TEKS YANG DIBERIKAN –

--

Foto: Chatib Basri-Faisal Basri, dok. akun X Chatib Basri

JAKARTASATU.COM– Ekonom Chatib Basri mengatakan bahwa almarhum Faisal Basri seperti sebuah lentera bagi perubahan. Di tangannya, keberpihakan pada demokrasi menemukan suaranya, dan ketidakadilan menemukan musuhnya.

“Saya ingat sosok ini: kemeja biru muda, celana warna khaki, sepatu sandal, ransel di Pundak, dengan rambut, yang sedari muda, tak lagi penuh,” kenangnya, ditulis di akun X-nya, Kamis (5/9/2024).

 

Ia bercerita, pada akhir 1980-awal, 1990- an tak banyak ekonom di Fakultas Ekonomi Universitas Indonesia yang membahas ekonomi politik. Mungkin hanya Dorodjatun Kuntjoro-Jakti, Sjahrir dan seorang ekonom muda: Faisal Basri.

“Saya belum lagi genap menyelesaikan skripsi saya saat itu. Dan saya punya minat besar pada ekonomi politik. Mungkin karena banyak terpengaruh Alm. Dr Sjahrir,” kenangnya lagi.

“Saat itu saya menjadi asisten Sjahrir untuk mata kuliah Perekonomian Indonesia. Sjahrir adalah ekonom, tokoh mahasiswa yang pernah ditahan dalam kasus Malari 1974,” lanjutnya.

Keterlibatannya pada gerakan mahasiswa—yang dilakukan dengan rasa takut—membuatnya banyak berinteraksi dengan Faisal Basri.

“Saya ingat, bersama teman-teman di FEUI, kami menyelenggarakan Seminar Nasional untuk mahasiswa. Sengaja kami mengundang ekonom seperti Sjahrir, Rizal Ramli dan Faisal Basri dsb,” ungkapnya.

--

BARIS HASIL EKSTRAKSI –
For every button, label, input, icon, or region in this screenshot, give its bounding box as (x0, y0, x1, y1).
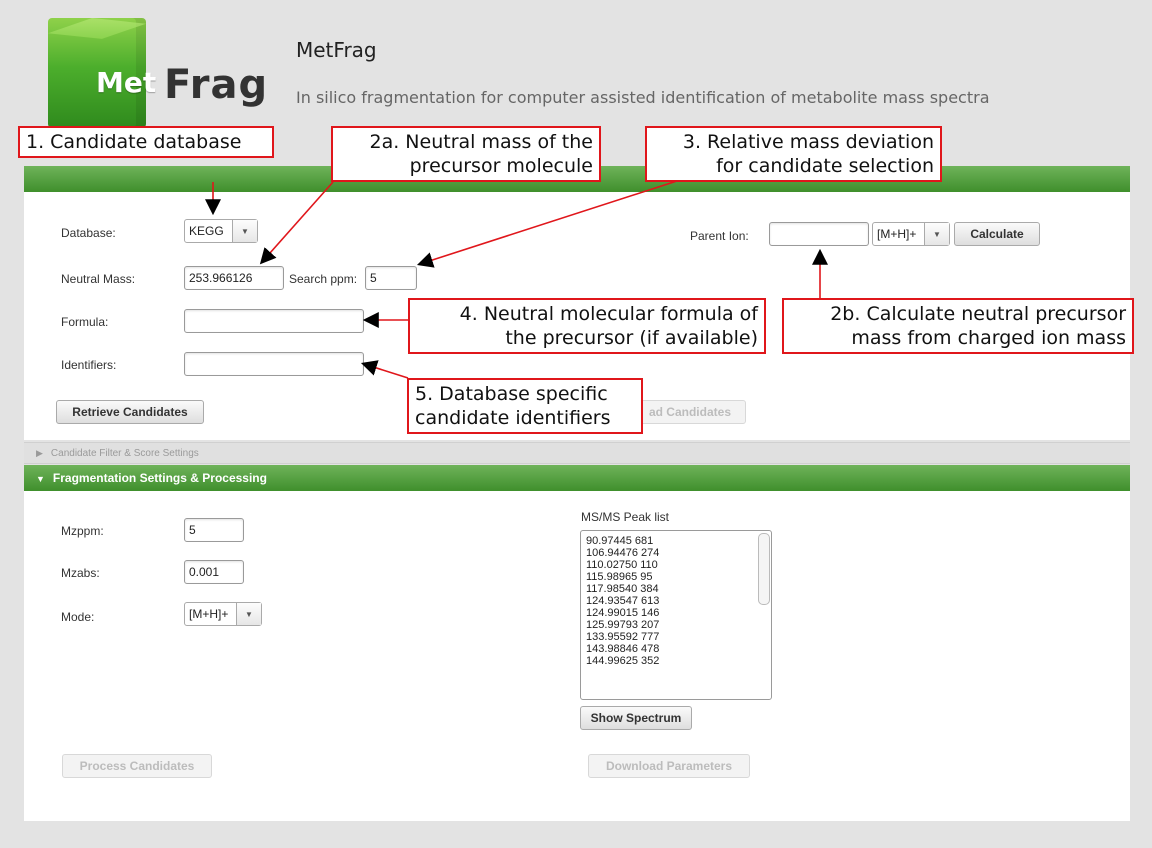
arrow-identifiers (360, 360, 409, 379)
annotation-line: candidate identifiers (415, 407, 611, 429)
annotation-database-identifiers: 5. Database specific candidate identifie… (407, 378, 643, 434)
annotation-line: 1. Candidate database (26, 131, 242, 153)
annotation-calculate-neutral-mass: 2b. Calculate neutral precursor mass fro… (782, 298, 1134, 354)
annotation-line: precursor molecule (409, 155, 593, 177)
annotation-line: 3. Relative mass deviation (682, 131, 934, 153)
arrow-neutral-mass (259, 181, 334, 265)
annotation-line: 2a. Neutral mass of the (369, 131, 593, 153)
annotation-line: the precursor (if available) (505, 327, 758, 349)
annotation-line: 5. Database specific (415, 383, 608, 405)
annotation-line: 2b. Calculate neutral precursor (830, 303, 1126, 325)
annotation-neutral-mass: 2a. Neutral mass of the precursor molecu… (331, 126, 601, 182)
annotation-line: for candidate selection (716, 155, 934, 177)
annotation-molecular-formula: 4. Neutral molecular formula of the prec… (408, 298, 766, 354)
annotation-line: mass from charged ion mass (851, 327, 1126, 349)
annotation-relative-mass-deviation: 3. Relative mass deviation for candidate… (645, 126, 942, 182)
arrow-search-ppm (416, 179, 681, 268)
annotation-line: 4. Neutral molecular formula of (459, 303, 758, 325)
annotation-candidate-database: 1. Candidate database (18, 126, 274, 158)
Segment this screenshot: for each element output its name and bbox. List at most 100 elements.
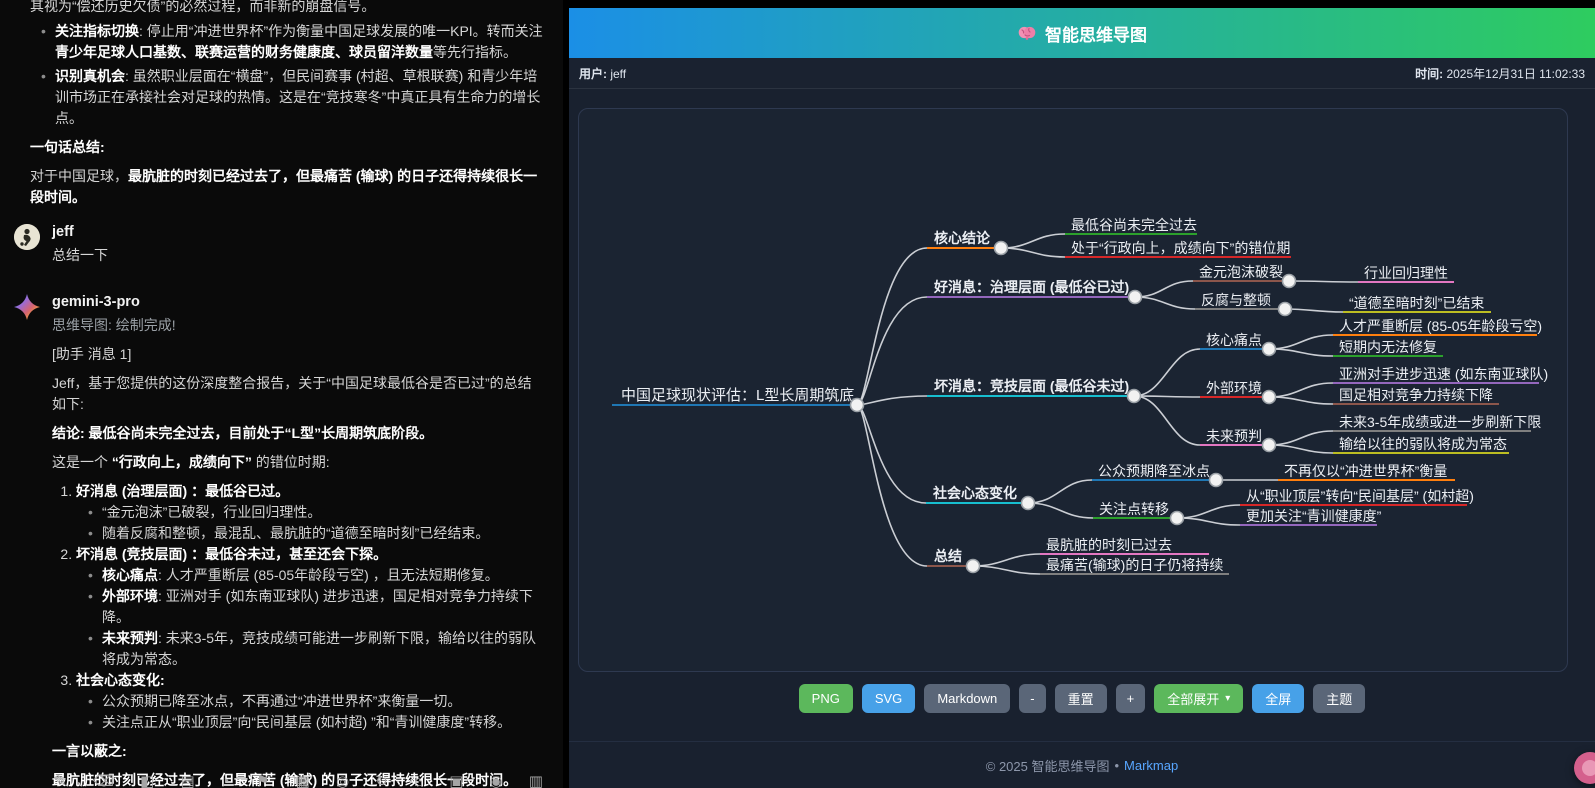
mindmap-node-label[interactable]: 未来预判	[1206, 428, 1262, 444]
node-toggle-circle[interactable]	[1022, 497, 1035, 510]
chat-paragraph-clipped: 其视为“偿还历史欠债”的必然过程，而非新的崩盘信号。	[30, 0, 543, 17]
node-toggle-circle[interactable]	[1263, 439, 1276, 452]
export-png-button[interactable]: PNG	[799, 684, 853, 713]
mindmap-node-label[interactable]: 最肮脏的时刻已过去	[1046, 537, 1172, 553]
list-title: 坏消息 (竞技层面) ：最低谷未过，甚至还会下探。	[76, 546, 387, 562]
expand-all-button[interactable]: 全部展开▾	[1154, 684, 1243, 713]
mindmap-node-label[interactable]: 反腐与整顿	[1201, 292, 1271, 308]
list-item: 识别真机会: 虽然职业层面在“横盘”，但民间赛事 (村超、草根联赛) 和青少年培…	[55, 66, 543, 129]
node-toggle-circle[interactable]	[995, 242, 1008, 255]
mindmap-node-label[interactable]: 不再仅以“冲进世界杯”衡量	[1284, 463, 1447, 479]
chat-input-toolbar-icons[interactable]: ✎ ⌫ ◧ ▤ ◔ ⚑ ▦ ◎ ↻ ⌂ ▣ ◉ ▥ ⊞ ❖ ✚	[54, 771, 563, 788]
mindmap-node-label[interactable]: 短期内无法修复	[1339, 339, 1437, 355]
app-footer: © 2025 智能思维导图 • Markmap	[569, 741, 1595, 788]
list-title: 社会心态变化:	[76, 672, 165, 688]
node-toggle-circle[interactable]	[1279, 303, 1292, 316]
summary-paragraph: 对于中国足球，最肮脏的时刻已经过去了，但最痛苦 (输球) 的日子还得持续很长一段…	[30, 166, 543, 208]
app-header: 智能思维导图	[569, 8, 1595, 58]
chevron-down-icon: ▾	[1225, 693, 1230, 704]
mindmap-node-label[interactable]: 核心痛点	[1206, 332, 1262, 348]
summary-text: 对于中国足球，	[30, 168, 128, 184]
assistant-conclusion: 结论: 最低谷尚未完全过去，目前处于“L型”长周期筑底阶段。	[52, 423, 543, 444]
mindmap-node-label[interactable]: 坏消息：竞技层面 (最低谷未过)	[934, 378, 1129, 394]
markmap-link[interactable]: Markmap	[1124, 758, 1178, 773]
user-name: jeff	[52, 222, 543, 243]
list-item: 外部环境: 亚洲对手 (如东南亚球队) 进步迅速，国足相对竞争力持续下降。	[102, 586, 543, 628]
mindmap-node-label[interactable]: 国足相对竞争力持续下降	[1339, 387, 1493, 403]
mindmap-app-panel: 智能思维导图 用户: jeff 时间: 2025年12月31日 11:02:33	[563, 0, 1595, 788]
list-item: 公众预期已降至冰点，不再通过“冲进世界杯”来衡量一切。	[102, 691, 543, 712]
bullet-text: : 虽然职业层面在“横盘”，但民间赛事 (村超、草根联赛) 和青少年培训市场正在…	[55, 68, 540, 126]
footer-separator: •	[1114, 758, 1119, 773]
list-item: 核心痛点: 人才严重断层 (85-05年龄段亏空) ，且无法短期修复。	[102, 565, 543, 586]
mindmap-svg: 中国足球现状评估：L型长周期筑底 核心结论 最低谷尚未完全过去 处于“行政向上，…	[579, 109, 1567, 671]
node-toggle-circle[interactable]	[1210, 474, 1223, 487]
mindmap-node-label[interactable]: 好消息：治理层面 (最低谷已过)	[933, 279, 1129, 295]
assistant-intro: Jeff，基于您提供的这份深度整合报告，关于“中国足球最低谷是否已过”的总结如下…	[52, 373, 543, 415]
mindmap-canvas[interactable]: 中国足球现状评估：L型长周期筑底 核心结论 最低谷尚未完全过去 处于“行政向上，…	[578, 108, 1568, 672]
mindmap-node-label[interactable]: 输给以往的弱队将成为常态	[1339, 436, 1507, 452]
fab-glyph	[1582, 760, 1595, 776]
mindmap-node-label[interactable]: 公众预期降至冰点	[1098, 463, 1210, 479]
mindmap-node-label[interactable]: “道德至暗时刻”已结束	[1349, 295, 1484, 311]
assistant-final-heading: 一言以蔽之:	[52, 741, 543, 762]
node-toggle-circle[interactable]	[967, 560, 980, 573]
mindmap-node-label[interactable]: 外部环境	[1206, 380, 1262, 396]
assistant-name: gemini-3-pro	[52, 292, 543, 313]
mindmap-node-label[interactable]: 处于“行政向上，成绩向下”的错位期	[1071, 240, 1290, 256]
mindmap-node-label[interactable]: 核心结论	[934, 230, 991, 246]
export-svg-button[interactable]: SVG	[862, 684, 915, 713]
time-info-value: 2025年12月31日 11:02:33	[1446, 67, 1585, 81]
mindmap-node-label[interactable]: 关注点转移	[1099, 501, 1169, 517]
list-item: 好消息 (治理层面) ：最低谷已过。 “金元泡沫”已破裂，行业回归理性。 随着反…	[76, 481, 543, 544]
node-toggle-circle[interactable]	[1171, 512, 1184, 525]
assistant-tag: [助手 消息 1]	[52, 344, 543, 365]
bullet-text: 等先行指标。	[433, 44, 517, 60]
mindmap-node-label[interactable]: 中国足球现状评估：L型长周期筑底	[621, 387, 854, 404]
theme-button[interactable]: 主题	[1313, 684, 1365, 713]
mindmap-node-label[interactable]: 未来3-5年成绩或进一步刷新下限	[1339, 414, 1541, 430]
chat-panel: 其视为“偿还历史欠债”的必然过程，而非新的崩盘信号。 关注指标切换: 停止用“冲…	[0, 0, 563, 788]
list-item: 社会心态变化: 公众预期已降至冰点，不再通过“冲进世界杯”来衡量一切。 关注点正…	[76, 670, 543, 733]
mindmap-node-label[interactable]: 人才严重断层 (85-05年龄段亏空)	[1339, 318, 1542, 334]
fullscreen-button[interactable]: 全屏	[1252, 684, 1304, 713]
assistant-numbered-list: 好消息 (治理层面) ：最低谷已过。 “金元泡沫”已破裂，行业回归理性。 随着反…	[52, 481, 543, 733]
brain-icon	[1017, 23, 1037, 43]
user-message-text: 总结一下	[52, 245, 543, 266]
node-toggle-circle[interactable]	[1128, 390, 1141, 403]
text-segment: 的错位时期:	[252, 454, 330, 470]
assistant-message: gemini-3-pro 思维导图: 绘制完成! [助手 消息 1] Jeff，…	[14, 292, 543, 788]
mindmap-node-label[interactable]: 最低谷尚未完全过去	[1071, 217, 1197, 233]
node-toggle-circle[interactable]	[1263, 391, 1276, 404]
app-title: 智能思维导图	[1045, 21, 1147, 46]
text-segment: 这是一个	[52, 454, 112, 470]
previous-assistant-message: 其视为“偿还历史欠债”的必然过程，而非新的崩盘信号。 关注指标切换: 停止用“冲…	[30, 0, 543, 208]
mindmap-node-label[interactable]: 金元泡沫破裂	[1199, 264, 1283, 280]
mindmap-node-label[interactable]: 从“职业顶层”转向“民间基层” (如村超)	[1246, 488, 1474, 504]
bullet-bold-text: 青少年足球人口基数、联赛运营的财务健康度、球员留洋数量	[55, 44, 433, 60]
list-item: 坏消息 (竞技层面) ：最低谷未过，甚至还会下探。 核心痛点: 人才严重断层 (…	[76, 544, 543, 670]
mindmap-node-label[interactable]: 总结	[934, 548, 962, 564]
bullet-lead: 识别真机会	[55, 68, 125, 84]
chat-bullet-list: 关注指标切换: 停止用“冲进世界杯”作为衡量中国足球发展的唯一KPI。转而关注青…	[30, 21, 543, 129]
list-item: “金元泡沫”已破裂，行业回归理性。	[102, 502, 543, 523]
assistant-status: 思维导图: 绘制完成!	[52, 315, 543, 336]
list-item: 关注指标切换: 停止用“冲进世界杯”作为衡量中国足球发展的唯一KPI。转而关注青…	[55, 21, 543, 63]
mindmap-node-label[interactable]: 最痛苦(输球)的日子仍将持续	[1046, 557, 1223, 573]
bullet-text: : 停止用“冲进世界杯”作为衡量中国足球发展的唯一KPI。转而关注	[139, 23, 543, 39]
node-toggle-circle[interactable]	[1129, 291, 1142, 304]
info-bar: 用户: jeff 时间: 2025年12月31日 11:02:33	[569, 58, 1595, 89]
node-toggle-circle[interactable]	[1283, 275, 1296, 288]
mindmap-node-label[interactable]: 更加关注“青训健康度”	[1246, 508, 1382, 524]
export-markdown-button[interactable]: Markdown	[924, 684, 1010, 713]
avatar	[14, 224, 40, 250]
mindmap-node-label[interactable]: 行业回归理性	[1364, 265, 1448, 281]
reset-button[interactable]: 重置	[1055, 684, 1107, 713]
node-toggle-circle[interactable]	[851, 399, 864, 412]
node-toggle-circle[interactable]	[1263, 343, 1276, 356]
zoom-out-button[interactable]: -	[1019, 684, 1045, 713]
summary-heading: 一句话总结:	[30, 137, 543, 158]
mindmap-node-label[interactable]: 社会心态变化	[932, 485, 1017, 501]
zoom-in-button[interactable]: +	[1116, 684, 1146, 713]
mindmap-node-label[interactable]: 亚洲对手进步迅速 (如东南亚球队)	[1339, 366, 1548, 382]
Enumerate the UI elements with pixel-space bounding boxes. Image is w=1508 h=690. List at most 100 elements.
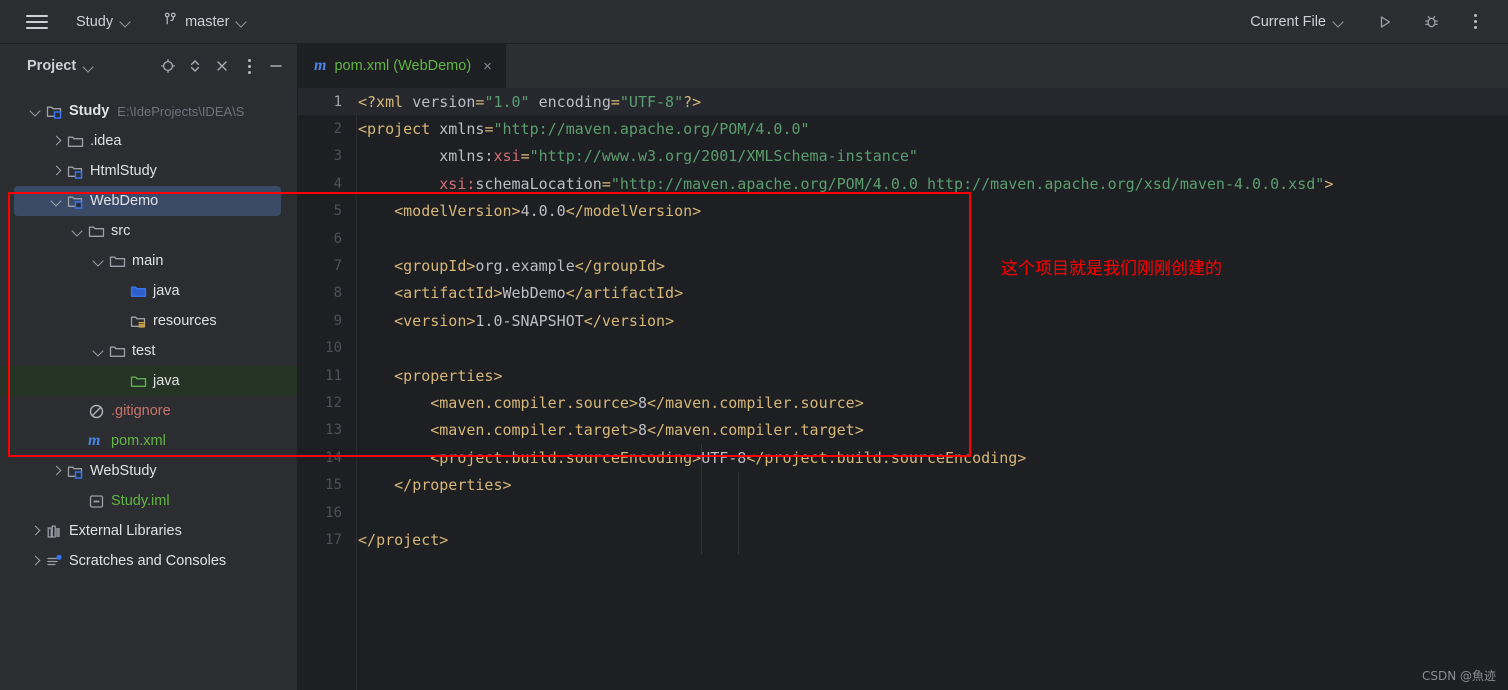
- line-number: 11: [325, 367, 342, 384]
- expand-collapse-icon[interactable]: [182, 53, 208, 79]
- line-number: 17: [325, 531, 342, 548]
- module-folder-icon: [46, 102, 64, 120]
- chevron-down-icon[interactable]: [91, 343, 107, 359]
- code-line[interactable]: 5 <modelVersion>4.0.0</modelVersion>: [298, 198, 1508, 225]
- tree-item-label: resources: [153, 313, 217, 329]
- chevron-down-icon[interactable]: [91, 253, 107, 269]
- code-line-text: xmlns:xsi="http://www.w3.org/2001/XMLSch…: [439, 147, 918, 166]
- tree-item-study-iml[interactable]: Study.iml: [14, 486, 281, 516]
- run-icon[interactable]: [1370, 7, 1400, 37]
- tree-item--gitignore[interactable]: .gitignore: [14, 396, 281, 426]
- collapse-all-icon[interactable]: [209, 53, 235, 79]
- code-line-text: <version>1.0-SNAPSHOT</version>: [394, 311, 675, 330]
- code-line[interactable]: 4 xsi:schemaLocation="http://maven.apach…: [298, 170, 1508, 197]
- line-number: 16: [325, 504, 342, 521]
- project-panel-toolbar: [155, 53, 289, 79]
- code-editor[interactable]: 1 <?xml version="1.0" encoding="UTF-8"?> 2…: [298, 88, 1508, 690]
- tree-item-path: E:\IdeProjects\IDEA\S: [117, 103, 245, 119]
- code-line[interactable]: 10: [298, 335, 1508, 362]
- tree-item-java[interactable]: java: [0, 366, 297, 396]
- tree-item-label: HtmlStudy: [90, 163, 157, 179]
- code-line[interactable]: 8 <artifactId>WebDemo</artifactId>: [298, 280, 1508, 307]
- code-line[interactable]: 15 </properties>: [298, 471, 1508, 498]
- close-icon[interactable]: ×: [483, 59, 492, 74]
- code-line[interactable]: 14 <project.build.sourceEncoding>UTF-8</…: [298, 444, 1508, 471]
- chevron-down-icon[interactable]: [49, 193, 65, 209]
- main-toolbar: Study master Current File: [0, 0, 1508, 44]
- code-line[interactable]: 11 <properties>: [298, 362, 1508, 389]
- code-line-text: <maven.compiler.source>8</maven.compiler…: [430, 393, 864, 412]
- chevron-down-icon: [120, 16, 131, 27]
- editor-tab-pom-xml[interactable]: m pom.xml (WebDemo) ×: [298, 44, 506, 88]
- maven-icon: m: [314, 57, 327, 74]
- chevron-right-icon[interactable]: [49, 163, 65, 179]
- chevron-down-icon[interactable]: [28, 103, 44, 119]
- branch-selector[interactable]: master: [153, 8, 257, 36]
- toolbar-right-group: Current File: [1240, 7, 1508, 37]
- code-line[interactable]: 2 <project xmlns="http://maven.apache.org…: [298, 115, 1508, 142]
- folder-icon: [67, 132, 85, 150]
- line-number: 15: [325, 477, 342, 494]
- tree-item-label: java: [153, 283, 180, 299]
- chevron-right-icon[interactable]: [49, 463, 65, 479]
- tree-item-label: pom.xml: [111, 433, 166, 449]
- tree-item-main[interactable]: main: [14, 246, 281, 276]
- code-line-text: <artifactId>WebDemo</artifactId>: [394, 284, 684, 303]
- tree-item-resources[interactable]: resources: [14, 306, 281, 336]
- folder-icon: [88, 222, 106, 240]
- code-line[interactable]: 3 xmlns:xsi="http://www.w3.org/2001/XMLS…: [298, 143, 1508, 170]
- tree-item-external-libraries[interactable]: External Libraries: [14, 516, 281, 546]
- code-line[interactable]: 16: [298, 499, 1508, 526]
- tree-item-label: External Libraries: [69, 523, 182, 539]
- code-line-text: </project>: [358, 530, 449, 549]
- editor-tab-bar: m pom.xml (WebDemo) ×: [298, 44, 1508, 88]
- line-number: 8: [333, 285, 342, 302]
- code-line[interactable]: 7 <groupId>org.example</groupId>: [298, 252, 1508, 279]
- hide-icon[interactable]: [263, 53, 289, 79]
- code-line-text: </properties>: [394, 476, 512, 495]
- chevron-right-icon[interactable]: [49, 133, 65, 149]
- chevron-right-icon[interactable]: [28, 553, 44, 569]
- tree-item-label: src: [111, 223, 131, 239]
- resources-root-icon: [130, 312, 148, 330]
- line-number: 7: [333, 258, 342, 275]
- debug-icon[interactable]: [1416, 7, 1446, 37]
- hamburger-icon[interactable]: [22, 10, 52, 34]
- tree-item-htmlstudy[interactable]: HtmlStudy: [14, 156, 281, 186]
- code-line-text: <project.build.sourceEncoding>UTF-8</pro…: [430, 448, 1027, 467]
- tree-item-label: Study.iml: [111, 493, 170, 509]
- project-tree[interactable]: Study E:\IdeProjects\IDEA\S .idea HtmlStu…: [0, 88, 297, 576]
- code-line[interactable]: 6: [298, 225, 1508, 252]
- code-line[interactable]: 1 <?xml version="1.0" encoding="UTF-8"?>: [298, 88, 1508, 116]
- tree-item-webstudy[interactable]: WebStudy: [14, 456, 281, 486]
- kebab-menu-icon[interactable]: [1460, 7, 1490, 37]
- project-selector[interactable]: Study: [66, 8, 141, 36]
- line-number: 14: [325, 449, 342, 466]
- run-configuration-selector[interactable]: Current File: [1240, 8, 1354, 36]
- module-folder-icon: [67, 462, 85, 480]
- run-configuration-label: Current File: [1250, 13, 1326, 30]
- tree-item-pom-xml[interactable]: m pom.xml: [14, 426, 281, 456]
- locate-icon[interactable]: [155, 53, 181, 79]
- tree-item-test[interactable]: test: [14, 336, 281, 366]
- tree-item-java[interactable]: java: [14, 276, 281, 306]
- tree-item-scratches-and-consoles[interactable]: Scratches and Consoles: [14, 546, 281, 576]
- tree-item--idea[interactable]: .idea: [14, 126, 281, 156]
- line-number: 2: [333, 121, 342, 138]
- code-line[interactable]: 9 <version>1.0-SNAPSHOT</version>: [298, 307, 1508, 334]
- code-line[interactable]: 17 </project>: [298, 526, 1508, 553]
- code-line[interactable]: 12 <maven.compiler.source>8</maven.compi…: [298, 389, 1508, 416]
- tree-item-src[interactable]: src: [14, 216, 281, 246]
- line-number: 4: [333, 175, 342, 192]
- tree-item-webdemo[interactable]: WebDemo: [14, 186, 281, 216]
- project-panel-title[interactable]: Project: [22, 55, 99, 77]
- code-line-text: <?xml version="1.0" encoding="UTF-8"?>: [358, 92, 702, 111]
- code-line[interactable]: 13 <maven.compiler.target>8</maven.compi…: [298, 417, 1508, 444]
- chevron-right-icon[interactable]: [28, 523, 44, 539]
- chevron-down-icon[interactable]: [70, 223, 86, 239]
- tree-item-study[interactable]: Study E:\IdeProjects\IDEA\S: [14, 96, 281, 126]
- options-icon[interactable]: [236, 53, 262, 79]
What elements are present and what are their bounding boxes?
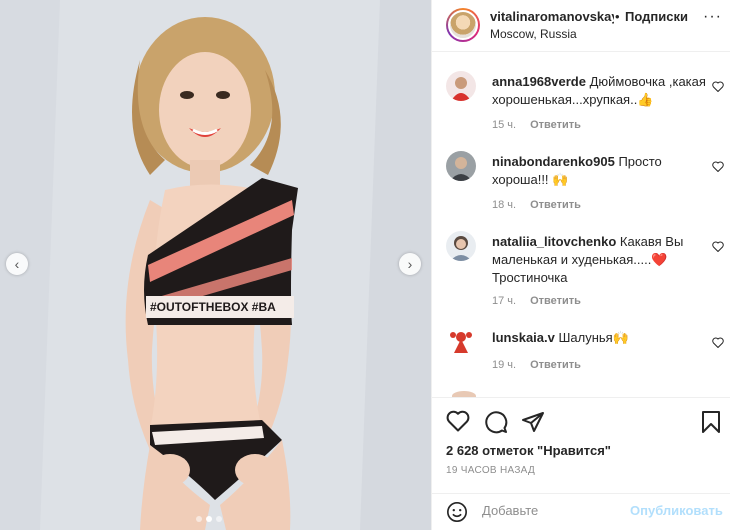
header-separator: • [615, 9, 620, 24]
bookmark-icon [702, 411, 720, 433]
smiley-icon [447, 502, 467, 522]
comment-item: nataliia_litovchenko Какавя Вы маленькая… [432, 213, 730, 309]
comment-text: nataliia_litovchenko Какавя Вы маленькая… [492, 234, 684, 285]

--

DAFTAR TUGAS –
a - Menurut teks tentang kenangan Chatib Basri atas Faisal Basri, Chatib Basri menjadi asisten Sjahrir untuk mata kuliah apa?
b - Teruskan teks tentang kenangan Chatib Basri atas Faisal Basri, dimulai tepat setelah kalimat terakhirnya.

JAWABAN YANG DIHARAPKAN –
a - Perekonomian Indonesia.

b -
Saat Faisal berbicara di depan mahasiswa, kata dia, hati mahasiswa—setidaknya dirinya—menjadi kecut. Dengan lugas ia berbicara tentang bobroknya pemerintahan Soeharto akibat tumbuh suburnya korupsi, kroniisme dan ekonomi rente.

“Di masa itu, tak banyak orang berani menunding Soeharto secara langsung dalam diskusi terbuka. Faisal adalah kekecualian. Sejak itu saya menjadi akrab dengan Bang Faisal, begitu saya memanggilnya,” kata dia.

Kepada almarhum, Chatib berutang intelektual padanya. Bagi dirinya, Faisal tak hanya seorang kawan, senior dan guru dalam ilmu ekonomi tetapi juga teladan tentang integritas, keteguhan sikap dan keberanian.

“Ia tak hanya marah dan berani, tetapi Faisal adalah ekonom yang membaca data dengan baik. Pemikirannya cemerlang. Ia memahami konsep ekonomi dengan sangat baik. Pandanganya segar,” tegasnya.

Chatib mengaku cukup dekat dengan almarhum sebagai kawan. Ia menghormatinya sebagai senior dan guru.

Namun, walau cukup dekat, bukan berarti mengurangi sikap kritisnya pada dirinya. Saat saya menjadi Menteri Keuangan atau Kepala BKPM, dengan lantang ia menyampaikan kritiknya yang pedas pada saya,” akunya.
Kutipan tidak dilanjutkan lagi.